*Exercise task*.
Put every line of the records below into a Markdown table with two columns, Row and Line. Number the rows in order and leave out blank lines.

══════

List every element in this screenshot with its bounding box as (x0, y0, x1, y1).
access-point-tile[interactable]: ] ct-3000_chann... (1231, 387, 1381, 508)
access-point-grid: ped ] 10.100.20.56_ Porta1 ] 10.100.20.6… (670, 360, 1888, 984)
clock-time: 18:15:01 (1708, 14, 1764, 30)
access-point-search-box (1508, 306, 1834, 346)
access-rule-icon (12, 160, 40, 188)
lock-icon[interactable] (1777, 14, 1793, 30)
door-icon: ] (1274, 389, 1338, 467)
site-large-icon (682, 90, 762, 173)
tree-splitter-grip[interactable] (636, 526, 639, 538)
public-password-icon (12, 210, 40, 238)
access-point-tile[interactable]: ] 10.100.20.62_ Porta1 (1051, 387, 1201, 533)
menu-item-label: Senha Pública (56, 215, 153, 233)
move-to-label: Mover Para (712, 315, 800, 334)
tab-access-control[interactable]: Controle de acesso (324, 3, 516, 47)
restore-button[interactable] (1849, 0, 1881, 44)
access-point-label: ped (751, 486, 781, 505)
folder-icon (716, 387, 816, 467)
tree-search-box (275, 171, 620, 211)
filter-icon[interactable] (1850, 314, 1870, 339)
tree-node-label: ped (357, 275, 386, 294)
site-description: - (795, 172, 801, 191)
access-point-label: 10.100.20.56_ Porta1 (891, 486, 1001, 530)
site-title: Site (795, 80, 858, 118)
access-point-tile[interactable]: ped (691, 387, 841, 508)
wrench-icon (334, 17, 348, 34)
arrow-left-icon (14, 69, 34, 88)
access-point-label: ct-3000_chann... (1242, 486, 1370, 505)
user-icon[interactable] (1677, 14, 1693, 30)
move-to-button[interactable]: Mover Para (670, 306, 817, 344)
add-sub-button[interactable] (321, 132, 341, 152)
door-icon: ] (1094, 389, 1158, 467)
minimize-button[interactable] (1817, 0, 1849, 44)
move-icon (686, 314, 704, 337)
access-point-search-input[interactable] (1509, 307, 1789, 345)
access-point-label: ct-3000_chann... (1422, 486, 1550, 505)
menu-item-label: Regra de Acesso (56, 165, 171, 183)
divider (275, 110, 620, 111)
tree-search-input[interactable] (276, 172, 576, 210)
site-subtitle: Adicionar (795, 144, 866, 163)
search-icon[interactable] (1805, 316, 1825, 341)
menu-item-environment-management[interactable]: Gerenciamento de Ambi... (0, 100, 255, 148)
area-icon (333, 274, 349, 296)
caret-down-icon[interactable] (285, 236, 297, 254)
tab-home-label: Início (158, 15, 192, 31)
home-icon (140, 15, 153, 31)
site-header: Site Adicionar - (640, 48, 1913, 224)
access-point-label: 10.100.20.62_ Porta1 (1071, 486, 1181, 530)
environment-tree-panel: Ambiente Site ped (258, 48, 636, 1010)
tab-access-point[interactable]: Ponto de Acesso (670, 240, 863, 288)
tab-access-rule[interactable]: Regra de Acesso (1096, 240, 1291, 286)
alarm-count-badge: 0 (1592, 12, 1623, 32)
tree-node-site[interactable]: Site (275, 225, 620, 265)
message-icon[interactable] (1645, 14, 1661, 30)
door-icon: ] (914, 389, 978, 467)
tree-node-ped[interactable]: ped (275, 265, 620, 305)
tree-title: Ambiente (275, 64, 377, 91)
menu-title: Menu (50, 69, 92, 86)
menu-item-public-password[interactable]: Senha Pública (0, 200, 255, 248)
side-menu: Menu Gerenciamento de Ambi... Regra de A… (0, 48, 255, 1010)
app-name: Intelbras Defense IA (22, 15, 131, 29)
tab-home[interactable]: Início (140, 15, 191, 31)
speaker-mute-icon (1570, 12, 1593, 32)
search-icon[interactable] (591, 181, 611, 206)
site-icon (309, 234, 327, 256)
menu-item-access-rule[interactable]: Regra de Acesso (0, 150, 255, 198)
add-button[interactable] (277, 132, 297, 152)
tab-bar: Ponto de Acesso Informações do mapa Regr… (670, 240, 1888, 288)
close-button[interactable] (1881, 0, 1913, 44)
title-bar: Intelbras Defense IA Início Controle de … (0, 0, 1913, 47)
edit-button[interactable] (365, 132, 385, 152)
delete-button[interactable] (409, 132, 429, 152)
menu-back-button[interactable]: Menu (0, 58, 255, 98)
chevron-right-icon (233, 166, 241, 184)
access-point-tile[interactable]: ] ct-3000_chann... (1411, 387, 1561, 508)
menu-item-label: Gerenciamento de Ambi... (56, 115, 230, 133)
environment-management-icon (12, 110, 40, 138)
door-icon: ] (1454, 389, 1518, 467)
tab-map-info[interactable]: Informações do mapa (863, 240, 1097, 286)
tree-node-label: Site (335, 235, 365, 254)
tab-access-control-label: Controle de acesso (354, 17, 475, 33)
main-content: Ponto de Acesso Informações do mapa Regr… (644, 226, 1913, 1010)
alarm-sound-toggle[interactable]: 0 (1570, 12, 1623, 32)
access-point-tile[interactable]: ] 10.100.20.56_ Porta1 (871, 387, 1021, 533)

══════

*Task result*.
| Row | Line |
|---|---|
| 1 | List every element in this screenshot with its bounding box as (x0, y0, x1, y1). |
| 2 | access-point-tile[interactable]: ] ct-3000_chann... (1231, 387, 1381, 508) |
| 3 | access-point-grid: ped ] 10.100.20.56_ Porta1 ] 10.100.20.6… (670, 360, 1888, 984) |
| 4 | clock-time: 18:15:01 (1708, 14, 1764, 30) |
| 5 | access-point-search-box (1508, 306, 1834, 346) |
| 6 | access-rule-icon (12, 160, 40, 188) |
| 7 | lock-icon[interactable] (1777, 14, 1793, 30) |
| 8 | door-icon: ] (1274, 389, 1338, 467) |
| 9 | site-large-icon (682, 90, 762, 173) |
| 10 | tree-splitter-grip[interactable] (636, 526, 639, 538) |
| 11 | public-password-icon (12, 210, 40, 238) |
| 12 | access-point-tile[interactable]: ] 10.100.20.62_ Porta1 (1051, 387, 1201, 533) |
| 13 | menu-item-label: Senha Pública (56, 215, 153, 233) |
| 14 | move-to-label: Mover Para (712, 315, 800, 334) |
| 15 | tab-access-control[interactable]: Controle de acesso (324, 3, 516, 47) |
| 16 | restore-button[interactable] (1849, 0, 1881, 44) |
| 17 | access-point-label: ped (751, 486, 781, 505) |
| 18 | folder-icon (716, 387, 816, 467) |
| 19 | tree-search-box (275, 171, 620, 211) |
| 20 | filter-icon[interactable] (1850, 314, 1870, 339) |
| 21 | tree-node-label: ped (357, 275, 386, 294) |
| 22 | site-description: - (795, 172, 801, 191) |
| 23 | access-point-label: 10.100.20.56_ Porta1 (891, 486, 1001, 530) |
| 24 | site-title: Site (795, 80, 858, 118) |
| 25 | access-point-tile[interactable]: ped (691, 387, 841, 508) |
| 26 | wrench-icon (334, 17, 348, 34) |
| 27 | arrow-left-icon (14, 69, 34, 88) |
| 28 | access-point-label: ct-3000_chann... (1242, 486, 1370, 505) |
| 29 | user-icon[interactable] (1677, 14, 1693, 30) |
| 30 | move-to-button[interactable]: Mover Para (670, 306, 817, 344) |
| 31 | add-sub-button[interactable] (321, 132, 341, 152) |
| 32 | door-icon: ] (1094, 389, 1158, 467) |
| 33 | minimize-button[interactable] (1817, 0, 1849, 44) |
| 34 | move-icon (686, 314, 704, 337) |
| 35 | access-point-search-input[interactable] (1509, 307, 1789, 345) |
| 36 | access-point-label: ct-3000_chann... (1422, 486, 1550, 505) |
| 37 | menu-item-label: Regra de Acesso (56, 165, 171, 183) |
| 38 | divider (275, 110, 620, 111) |
| 39 | tree-search-input[interactable] (276, 172, 576, 210) |
| 40 | site-subtitle: Adicionar (795, 144, 866, 163) |
| 41 | search-icon[interactable] (1805, 316, 1825, 341) |
| 42 | menu-item-environment-management[interactable]: Gerenciamento de Ambi... (0, 100, 255, 148) |
| 43 | area-icon (333, 274, 349, 296) |
| 44 | caret-down-icon[interactable] (285, 236, 297, 254) |
| 45 | tab-home-label: Início (158, 15, 192, 31) |
| 46 | home-icon (140, 15, 153, 31) |
| 47 | site-header: Site Adicionar - (640, 48, 1913, 224) |
| 48 | access-point-label: 10.100.20.62_ Porta1 (1071, 486, 1181, 530) |
| 49 | environment-tree-panel: Ambiente Site ped (258, 48, 636, 1010) |
| 50 | tab-access-point[interactable]: Ponto de Acesso (670, 240, 863, 288) |
| 51 | tab-access-rule[interactable]: Regra de Acesso (1096, 240, 1291, 286) |
| 52 | alarm-count-badge: 0 (1592, 12, 1623, 32) |
| 53 | tree-node-site[interactable]: Site (275, 225, 620, 265) |
| 54 | message-icon[interactable] (1645, 14, 1661, 30) |
| 55 | door-icon: ] (914, 389, 978, 467) |
| 56 | tree-node-ped[interactable]: ped (275, 265, 620, 305) |
| 57 | tree-title: Ambiente (275, 64, 377, 91) |
| 58 | menu-title: Menu (50, 69, 92, 86) |
| 59 | menu-item-public-password[interactable]: Senha Pública (0, 200, 255, 248) |
| 60 | side-menu: Menu Gerenciamento de Ambi... Regra de A… (0, 48, 255, 1010) |
| 61 | app-name: Intelbras Defense IA (22, 15, 131, 29) |
| 62 | tab-home[interactable]: Início (140, 15, 191, 31) |
| 63 | speaker-mute-icon (1570, 12, 1593, 32) |
| 64 | search-icon[interactable] (591, 181, 611, 206) |
| 65 | site-icon (309, 234, 327, 256) |
| 66 | menu-item-access-rule[interactable]: Regra de Acesso (0, 150, 255, 198) |
| 67 | add-button[interactable] (277, 132, 297, 152) |
| 68 | tab-bar: Ponto de Acesso Informações do mapa Regr… (670, 240, 1888, 288) |
| 69 | close-button[interactable] (1881, 0, 1913, 44) |
| 70 | title-bar: Intelbras Defense IA Início Controle de … (0, 0, 1913, 47) |
| 71 | edit-button[interactable] (365, 132, 385, 152) |
| 72 | delete-button[interactable] (409, 132, 429, 152) |
| 73 | menu-back-button[interactable]: Menu (0, 58, 255, 98) |
| 74 | chevron-right-icon (233, 166, 241, 184) |
| 75 | access-point-tile[interactable]: ] ct-3000_chann... (1411, 387, 1561, 508) |
| 76 | menu-item-label: Gerenciamento de Ambi... (56, 115, 230, 133) |
| 77 | environment-management-icon (12, 110, 40, 138) |
| 78 | door-icon: ] (1454, 389, 1518, 467) |
| 79 | tab-map-info[interactable]: Informações do mapa (863, 240, 1097, 286) |
| 80 | tree-node-label: Site (335, 235, 365, 254) |
| 81 | tab-access-control-label: Controle de acesso (354, 17, 475, 33) |
| 82 | main-content: Ponto de Acesso Informações do mapa Regr… (644, 226, 1913, 1010) |
| 83 | alarm-sound-toggle[interactable]: 0 (1570, 12, 1623, 32) |
| 84 | access-point-tile[interactable]: ] 10.100.20.56_ Porta1 (871, 387, 1021, 533) |